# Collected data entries
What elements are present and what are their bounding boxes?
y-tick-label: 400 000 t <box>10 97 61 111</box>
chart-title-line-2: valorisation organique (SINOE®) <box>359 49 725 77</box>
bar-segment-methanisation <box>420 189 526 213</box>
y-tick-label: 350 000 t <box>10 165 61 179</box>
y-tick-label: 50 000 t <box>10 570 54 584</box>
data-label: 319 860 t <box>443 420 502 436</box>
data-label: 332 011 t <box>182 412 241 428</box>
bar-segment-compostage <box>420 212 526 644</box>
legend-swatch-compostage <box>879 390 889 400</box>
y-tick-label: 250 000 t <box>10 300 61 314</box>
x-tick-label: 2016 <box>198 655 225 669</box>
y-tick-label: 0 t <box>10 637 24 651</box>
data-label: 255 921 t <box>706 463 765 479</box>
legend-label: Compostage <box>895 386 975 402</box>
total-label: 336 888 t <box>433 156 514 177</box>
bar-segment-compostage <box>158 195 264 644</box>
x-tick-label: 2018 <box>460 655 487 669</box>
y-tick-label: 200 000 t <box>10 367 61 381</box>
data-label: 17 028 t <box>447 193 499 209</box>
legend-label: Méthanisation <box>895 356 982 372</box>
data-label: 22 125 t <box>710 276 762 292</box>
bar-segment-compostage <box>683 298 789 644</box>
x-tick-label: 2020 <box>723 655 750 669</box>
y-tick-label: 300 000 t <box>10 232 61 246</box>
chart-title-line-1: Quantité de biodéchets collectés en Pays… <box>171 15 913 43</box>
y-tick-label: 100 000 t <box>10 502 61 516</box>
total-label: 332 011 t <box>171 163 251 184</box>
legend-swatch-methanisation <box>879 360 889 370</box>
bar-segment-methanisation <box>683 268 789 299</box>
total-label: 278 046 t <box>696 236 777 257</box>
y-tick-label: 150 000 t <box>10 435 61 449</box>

# SHORT TASK
Can you repeat, word for word, the material from its very first line through the line that contains "total-label: 336 888", including both of those lines?

# SOLVED PROBLEM
What elements are present and what are their bounding boxes?
y-tick-label: 400 000 t <box>10 97 61 111</box>
chart-title-line-2: valorisation organique (SINOE®) <box>359 49 725 77</box>
bar-segment-methanisation <box>420 189 526 213</box>
y-tick-label: 350 000 t <box>10 165 61 179</box>
y-tick-label: 50 000 t <box>10 570 54 584</box>
data-label: 319 860 t <box>443 420 502 436</box>
data-label: 332 011 t <box>182 412 241 428</box>
bar-segment-compostage <box>420 212 526 644</box>
legend-swatch-compostage <box>879 390 889 400</box>
y-tick-label: 250 000 t <box>10 300 61 314</box>
x-tick-label: 2016 <box>198 655 225 669</box>
y-tick-label: 0 t <box>10 637 24 651</box>
data-label: 255 921 t <box>706 463 765 479</box>
legend-label: Compostage <box>895 386 975 402</box>
total-label: 336 888 t <box>433 156 514 177</box>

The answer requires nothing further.